_Stated task_
Of the lines in the data below, count the ones holding the string "this", and answer with that number only.

_Entries supplied_

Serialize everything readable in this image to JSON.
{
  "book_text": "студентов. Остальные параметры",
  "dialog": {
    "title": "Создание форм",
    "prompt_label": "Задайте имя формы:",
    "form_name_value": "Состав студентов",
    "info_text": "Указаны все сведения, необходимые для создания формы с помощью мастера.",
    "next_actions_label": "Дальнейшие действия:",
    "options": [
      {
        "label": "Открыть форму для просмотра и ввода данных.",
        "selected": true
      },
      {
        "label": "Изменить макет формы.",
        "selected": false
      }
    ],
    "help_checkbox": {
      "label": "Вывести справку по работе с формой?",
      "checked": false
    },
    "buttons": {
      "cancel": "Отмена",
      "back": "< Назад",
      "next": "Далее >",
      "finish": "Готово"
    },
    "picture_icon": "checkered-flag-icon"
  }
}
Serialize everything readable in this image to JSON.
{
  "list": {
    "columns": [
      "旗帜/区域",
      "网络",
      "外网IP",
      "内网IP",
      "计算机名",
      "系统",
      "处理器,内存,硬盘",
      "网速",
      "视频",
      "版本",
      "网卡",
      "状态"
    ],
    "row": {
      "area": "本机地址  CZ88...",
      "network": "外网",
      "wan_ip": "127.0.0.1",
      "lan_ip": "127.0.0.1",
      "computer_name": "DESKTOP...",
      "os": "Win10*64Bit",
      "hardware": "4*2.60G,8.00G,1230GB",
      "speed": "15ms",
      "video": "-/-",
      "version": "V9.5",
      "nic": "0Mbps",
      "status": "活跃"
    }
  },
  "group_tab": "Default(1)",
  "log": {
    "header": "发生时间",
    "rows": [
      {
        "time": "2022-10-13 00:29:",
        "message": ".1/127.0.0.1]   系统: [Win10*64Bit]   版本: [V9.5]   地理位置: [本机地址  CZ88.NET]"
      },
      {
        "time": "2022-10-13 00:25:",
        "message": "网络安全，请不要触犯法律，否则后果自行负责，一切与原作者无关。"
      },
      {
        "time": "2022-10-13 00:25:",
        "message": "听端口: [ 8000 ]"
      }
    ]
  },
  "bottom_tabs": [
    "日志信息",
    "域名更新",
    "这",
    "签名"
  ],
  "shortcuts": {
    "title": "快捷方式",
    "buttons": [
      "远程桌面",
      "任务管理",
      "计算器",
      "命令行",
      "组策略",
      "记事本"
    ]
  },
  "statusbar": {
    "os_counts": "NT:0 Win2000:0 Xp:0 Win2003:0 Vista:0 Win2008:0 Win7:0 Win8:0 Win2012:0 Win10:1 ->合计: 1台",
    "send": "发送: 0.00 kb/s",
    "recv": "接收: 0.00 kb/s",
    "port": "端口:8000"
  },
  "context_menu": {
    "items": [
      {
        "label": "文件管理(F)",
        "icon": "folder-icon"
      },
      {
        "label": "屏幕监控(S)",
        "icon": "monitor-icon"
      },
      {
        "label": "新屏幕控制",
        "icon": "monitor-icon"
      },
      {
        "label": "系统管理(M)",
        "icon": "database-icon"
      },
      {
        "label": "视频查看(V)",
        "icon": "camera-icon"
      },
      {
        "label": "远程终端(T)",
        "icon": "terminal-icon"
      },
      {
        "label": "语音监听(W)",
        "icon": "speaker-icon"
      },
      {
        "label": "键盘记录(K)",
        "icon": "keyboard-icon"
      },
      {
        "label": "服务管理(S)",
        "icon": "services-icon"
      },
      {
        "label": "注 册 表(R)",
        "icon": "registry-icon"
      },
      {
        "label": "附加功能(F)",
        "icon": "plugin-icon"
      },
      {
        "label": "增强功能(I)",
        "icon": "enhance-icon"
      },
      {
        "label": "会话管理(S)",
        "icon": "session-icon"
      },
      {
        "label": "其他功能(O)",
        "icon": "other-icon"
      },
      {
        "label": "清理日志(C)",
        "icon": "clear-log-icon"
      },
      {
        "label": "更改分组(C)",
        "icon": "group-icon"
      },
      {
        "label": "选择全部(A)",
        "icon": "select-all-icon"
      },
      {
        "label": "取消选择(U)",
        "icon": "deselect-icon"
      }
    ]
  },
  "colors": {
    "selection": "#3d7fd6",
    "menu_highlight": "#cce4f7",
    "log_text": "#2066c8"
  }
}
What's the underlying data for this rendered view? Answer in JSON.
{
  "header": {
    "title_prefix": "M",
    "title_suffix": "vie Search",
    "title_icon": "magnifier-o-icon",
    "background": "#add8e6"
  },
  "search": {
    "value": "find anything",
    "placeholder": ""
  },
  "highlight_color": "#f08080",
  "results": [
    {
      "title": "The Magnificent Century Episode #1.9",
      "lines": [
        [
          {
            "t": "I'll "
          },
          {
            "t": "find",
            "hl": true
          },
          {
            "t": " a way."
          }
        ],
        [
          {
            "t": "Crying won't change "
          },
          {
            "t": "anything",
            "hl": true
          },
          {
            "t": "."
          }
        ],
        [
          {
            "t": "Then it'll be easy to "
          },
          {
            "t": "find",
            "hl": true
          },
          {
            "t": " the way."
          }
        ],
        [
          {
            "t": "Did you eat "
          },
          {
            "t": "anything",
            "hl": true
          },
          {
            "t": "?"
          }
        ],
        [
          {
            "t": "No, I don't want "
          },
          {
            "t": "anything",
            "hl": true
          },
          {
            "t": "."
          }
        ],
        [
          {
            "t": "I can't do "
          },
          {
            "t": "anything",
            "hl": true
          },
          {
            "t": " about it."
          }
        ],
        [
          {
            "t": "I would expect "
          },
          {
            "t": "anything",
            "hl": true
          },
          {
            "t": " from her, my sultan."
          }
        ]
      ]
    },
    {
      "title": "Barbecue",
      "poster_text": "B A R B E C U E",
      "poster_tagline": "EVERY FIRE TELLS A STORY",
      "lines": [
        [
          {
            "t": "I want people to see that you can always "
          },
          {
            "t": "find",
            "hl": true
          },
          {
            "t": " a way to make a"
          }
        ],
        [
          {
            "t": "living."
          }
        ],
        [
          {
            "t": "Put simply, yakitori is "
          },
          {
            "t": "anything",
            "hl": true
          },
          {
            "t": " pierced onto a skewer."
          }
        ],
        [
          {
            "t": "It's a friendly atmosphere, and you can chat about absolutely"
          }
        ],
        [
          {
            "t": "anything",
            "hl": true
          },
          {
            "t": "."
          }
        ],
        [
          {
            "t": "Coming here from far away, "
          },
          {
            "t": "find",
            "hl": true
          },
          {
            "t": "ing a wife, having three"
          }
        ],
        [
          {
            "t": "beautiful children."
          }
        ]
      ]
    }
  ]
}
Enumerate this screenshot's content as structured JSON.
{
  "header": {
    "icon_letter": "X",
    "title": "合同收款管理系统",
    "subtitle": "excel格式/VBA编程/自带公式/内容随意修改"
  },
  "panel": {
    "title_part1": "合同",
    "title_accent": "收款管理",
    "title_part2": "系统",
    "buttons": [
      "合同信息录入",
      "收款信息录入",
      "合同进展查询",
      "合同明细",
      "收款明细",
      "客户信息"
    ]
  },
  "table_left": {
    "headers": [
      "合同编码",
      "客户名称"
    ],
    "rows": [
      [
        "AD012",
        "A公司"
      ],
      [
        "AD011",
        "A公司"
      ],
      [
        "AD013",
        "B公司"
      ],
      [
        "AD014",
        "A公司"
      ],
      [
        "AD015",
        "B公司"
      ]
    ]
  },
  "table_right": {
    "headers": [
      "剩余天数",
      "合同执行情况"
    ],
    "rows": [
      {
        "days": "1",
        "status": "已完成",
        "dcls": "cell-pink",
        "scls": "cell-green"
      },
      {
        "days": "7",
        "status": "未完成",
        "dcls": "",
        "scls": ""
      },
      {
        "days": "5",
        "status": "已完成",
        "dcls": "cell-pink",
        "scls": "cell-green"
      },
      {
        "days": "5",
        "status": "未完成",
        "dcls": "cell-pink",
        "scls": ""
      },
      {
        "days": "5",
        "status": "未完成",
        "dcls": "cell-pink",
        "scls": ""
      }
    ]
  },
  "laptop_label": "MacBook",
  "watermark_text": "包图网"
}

_Worked answer_
4